__Exercise prompt__. Please state how many lines in the records contain the string "degrees", with no words besides the number.

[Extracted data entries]
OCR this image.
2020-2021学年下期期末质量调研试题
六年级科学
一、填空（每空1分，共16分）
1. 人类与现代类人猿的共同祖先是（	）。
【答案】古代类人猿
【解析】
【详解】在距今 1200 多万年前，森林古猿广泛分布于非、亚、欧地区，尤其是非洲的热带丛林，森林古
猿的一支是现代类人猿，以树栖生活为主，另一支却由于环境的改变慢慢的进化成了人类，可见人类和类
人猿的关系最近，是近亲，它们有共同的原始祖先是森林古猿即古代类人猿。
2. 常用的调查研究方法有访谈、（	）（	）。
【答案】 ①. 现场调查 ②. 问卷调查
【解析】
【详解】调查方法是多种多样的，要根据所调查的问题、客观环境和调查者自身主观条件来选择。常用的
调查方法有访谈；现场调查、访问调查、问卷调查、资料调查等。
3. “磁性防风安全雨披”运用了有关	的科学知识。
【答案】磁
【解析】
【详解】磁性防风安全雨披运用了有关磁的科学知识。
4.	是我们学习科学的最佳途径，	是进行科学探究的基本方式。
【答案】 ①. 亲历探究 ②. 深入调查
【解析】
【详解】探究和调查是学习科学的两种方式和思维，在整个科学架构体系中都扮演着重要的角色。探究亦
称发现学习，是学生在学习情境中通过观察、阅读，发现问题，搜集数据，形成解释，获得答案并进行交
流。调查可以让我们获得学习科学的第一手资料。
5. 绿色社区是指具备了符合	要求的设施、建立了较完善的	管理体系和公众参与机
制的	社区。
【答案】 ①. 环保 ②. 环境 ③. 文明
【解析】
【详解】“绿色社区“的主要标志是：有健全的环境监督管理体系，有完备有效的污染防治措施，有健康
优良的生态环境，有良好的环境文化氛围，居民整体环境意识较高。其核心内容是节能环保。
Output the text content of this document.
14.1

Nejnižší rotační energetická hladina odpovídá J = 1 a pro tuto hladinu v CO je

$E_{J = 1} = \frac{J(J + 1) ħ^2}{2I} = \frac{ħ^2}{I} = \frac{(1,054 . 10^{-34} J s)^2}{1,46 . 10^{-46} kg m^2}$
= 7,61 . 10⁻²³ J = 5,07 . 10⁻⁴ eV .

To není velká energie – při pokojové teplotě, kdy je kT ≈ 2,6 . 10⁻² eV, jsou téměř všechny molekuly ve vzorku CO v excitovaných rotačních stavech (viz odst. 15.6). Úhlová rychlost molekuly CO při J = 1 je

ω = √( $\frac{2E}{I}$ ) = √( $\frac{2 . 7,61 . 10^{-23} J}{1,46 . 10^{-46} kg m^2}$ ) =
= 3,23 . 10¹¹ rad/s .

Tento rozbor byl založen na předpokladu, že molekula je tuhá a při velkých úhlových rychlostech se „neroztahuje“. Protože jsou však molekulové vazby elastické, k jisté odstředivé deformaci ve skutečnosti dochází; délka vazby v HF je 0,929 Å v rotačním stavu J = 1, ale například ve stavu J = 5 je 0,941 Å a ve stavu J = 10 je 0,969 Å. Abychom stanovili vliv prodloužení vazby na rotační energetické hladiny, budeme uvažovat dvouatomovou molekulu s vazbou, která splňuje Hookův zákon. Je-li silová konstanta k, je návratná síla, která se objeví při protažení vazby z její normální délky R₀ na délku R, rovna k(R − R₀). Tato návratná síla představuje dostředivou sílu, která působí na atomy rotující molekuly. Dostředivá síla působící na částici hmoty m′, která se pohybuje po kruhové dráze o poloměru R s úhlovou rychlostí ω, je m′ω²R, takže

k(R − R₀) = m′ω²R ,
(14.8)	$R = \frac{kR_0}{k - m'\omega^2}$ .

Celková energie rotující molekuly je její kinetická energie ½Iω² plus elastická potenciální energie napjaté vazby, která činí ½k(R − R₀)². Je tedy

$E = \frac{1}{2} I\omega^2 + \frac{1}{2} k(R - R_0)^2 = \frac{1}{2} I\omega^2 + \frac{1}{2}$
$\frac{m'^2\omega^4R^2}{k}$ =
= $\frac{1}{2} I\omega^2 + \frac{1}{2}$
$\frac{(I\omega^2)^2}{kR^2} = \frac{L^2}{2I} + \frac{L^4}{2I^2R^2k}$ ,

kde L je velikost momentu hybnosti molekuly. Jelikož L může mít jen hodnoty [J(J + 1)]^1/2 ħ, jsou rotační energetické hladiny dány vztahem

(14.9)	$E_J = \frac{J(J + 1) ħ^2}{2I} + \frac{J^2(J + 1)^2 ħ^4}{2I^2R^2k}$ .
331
...
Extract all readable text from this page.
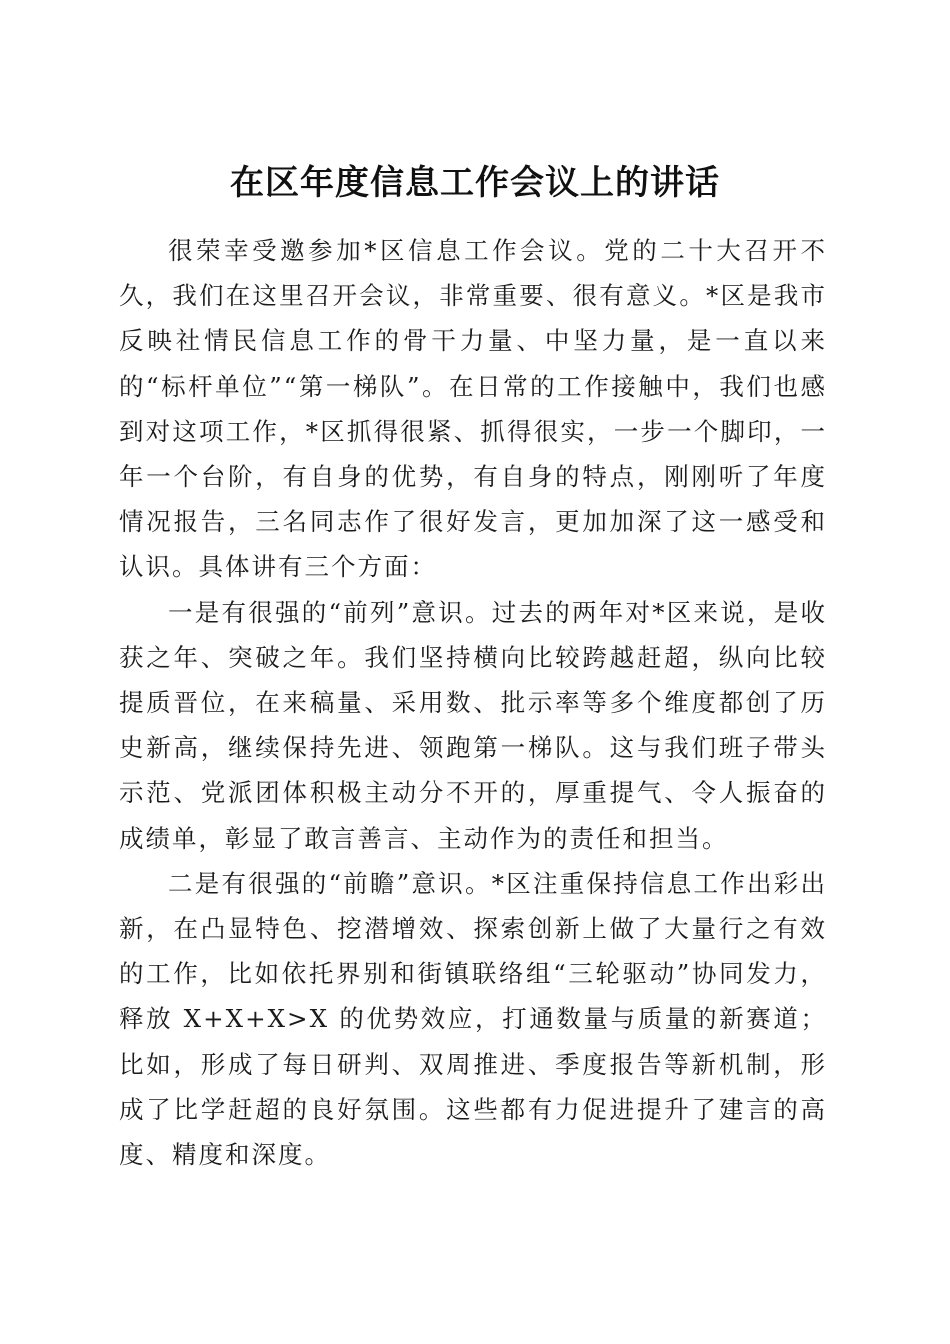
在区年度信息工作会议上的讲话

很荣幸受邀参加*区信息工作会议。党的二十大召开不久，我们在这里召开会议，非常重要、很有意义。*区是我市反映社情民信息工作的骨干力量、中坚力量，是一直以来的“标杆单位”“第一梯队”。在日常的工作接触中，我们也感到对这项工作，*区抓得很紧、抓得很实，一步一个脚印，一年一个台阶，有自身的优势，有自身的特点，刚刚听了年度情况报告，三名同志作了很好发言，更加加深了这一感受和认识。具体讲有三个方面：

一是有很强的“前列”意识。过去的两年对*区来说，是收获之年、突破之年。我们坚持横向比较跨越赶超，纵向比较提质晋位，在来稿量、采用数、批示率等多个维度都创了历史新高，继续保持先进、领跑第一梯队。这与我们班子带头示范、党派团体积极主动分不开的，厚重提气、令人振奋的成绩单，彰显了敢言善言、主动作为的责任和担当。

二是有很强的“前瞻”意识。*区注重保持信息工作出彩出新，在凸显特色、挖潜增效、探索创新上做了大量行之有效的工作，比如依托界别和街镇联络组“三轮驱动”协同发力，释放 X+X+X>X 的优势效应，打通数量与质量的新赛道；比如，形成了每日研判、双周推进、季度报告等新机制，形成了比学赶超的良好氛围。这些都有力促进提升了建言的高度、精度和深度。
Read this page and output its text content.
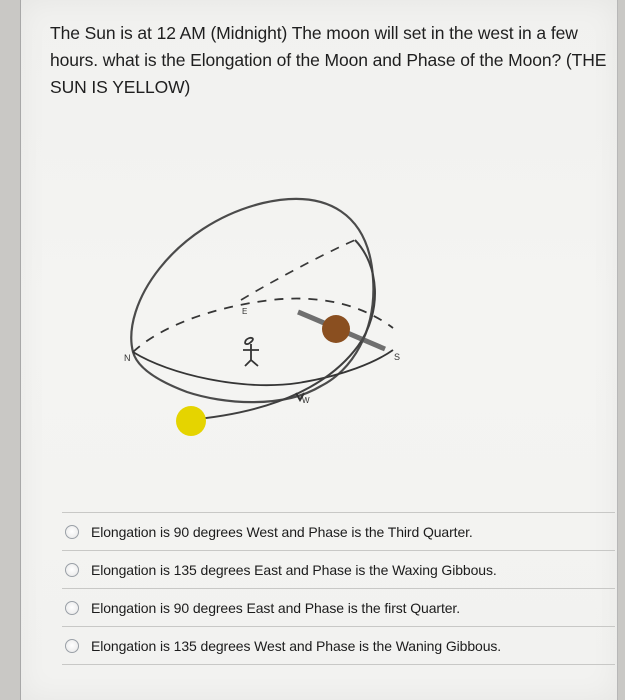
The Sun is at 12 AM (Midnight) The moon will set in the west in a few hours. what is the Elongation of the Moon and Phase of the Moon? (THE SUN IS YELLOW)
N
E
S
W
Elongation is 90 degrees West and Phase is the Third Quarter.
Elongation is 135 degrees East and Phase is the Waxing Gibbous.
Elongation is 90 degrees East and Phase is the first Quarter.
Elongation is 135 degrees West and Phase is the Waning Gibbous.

__Result below__. 4